* THE EXERCISE
The lines to extract start at the one containing "Extract all readable text from this page." and end with the last line; give them exactly and nothing more.

* MATERIAL SHOWN
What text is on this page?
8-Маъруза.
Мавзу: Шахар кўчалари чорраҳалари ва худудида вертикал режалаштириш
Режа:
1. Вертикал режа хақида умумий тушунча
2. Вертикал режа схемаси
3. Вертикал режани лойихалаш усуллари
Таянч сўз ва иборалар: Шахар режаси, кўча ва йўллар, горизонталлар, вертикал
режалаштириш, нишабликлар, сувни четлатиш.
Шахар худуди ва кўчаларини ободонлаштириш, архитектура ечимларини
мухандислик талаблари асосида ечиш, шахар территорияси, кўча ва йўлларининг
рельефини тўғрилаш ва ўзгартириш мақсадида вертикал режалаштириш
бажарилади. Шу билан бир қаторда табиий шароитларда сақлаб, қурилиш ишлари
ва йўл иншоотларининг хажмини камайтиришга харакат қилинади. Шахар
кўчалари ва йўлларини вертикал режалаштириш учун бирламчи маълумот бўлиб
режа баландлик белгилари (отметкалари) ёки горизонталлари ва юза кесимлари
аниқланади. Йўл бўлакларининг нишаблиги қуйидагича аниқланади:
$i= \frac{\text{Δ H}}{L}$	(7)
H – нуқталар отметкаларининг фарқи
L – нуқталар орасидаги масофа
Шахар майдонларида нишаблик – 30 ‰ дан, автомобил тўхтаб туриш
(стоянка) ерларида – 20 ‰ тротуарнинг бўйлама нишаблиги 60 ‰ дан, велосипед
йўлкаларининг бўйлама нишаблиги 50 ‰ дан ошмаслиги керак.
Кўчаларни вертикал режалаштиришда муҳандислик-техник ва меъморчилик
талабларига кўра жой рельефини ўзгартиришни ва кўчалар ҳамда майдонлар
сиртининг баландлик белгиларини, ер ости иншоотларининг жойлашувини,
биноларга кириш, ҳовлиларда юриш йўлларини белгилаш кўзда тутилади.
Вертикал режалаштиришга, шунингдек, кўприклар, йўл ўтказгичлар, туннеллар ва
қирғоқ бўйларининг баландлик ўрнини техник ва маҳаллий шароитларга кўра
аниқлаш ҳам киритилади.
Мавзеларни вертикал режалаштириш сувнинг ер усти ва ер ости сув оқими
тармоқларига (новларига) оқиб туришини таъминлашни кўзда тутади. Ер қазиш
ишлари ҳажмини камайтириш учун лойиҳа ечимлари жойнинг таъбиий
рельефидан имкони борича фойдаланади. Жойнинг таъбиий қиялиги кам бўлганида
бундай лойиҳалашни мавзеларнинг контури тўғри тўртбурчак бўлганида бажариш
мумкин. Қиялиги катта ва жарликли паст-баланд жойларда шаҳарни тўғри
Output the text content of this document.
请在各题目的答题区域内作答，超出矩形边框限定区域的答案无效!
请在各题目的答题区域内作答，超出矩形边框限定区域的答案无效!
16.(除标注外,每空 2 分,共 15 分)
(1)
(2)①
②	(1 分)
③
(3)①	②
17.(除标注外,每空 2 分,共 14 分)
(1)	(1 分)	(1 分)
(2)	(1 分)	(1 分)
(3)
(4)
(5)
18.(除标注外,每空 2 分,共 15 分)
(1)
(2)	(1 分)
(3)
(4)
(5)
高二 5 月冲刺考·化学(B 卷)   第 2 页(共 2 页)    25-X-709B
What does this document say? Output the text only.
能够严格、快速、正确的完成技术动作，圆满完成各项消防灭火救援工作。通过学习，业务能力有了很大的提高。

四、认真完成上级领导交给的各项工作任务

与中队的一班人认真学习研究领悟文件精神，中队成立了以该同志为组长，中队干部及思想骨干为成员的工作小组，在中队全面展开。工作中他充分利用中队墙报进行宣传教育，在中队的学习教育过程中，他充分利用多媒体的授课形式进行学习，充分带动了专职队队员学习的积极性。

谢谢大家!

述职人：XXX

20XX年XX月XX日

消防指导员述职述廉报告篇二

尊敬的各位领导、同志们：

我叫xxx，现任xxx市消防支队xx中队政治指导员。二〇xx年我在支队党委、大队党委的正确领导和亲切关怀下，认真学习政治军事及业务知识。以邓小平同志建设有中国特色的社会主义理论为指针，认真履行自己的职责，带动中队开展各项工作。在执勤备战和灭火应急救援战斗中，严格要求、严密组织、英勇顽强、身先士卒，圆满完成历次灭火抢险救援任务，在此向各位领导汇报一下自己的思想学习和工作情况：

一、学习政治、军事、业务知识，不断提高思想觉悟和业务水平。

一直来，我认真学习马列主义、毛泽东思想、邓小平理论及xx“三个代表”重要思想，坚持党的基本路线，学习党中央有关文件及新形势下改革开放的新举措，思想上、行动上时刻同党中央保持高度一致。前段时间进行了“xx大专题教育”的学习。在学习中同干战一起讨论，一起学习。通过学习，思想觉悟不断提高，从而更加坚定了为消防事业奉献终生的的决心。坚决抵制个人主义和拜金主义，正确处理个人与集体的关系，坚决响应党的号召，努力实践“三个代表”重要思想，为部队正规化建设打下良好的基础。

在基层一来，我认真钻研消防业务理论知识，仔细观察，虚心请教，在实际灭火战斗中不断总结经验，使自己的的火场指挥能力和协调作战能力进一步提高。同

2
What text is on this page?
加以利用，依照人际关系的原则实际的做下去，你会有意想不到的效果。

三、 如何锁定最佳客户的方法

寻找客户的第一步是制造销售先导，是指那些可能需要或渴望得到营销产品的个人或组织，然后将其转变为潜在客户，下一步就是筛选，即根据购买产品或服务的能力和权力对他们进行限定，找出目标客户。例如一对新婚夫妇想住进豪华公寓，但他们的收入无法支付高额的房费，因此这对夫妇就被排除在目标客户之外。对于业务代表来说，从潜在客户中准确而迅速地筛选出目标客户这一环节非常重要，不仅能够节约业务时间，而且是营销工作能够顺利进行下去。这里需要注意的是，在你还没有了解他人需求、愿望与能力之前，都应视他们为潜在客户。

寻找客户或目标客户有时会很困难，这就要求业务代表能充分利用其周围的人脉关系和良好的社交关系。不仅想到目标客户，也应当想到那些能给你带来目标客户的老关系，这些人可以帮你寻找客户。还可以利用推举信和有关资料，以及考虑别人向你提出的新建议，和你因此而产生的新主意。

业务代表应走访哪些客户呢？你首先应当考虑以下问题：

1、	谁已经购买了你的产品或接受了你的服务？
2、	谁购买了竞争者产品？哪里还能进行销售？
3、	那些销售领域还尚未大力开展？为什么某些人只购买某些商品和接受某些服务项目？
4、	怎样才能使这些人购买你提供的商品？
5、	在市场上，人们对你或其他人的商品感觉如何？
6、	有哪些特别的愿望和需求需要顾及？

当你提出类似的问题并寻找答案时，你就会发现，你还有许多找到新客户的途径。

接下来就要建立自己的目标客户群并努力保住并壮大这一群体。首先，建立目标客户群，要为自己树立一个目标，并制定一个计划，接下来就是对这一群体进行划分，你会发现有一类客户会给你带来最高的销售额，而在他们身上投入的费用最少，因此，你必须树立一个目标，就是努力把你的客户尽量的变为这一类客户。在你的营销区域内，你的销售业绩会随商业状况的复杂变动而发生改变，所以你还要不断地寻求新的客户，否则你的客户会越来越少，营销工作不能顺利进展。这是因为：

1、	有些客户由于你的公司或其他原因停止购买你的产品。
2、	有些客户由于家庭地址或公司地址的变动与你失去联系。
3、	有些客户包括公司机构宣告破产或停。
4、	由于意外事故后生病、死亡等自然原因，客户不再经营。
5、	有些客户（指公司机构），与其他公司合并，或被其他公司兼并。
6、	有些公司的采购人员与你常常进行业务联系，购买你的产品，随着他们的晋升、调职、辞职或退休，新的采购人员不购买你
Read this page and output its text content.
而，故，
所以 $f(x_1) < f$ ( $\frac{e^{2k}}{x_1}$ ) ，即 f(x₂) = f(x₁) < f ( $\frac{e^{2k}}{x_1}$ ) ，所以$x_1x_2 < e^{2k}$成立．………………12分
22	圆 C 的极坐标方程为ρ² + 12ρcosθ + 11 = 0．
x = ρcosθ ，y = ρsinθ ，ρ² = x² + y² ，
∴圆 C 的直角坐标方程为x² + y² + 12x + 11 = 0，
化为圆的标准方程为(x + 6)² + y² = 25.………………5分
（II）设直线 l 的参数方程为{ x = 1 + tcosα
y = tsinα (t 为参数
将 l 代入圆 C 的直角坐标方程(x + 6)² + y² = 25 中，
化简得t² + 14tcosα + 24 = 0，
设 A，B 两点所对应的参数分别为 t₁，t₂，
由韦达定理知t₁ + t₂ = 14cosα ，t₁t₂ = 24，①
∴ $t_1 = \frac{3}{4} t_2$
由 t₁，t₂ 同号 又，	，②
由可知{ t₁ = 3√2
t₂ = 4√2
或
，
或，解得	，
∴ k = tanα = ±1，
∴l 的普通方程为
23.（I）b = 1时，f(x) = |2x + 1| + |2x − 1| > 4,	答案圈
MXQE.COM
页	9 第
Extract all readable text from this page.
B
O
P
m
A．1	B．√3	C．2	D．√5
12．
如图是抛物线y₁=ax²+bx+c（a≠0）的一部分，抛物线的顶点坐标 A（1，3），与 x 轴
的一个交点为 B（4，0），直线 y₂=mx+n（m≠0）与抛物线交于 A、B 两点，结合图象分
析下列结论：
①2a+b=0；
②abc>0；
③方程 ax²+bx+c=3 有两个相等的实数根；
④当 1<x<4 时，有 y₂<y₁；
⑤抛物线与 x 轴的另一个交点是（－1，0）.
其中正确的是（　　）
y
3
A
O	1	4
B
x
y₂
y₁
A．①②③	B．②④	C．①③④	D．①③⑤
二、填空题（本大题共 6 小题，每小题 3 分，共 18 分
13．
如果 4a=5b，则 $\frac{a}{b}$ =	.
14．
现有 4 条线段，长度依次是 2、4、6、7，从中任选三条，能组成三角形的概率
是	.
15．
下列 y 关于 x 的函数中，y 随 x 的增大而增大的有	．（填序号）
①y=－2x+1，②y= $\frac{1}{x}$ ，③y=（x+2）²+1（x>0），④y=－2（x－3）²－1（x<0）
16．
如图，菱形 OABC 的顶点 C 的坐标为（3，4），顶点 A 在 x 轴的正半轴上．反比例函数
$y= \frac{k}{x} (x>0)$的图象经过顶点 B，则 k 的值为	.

* RESPONSE
Extract all readable text from this page.
B
O
P
m
A．1	B．√3	C．2	D．√5
12．
如图是抛物线y₁=ax²+bx+c（a≠0）的一部分，抛物线的顶点坐标 A（1，3），与 x 轴
的一个交点为 B（4，0），直线 y₂=mx+n（m≠0）与抛物线交于 A、B 两点，结合图象分
析下列结论：
①2a+b=0；
②abc>0；
③方程 ax²+bx+c=3 有两个相等的实数根；
④当 1<x<4 时，有 y₂<y₁；
⑤抛物线与 x 轴的另一个交点是（－1，0）.
其中正确的是（　　）
y
3
A
O	1	4
B
x
y₂
y₁
A．①②③	B．②④	C．①③④	D．①③⑤
二、填空题（本大题共 6 小题，每小题 3 分，共 18 分
13．
如果 4a=5b，则 $\frac{a}{b}$ =	.
14．
现有 4 条线段，长度依次是 2、4、6、7，从中任选三条，能组成三角形的概率
是	.
15．
下列 y 关于 x 的函数中，y 随 x 的增大而增大的有	．（填序号）
①y=－2x+1，②y= $\frac{1}{x}$ ，③y=（x+2）²+1（x>0），④y=－2（x－3）²－1（x<0）
16．
如图，菱形 OABC 的顶点 C 的坐标为（3，4），顶点 A 在 x 轴的正半轴上．反比例函数
$y= \frac{k}{x} (x>0)$的图象经过顶点 B，则 k 的值为	.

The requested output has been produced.